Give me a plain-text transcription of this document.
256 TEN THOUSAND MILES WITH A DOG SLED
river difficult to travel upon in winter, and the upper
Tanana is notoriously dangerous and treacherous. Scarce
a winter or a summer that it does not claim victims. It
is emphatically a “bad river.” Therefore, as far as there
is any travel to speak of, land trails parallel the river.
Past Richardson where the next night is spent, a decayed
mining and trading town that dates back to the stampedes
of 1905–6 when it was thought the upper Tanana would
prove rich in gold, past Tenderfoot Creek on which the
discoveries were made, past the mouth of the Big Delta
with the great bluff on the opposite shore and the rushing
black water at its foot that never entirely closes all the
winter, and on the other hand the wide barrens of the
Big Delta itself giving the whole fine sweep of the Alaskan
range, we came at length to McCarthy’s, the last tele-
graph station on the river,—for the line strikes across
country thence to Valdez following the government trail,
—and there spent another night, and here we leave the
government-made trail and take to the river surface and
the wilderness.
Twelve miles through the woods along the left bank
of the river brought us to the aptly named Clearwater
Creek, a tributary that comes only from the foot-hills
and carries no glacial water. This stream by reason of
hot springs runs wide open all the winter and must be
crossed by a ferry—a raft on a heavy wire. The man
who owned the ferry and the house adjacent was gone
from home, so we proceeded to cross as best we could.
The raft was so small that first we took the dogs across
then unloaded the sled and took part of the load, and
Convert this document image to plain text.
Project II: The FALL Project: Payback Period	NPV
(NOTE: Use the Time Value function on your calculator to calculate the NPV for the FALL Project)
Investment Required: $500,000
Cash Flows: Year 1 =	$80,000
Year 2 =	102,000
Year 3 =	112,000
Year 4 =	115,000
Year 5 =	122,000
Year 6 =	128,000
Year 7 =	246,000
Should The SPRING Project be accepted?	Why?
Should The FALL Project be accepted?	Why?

━━━━━━

Requirements:
Look through the entries above and count each line holding "FALL"; report the count alone.

Worked solution:
3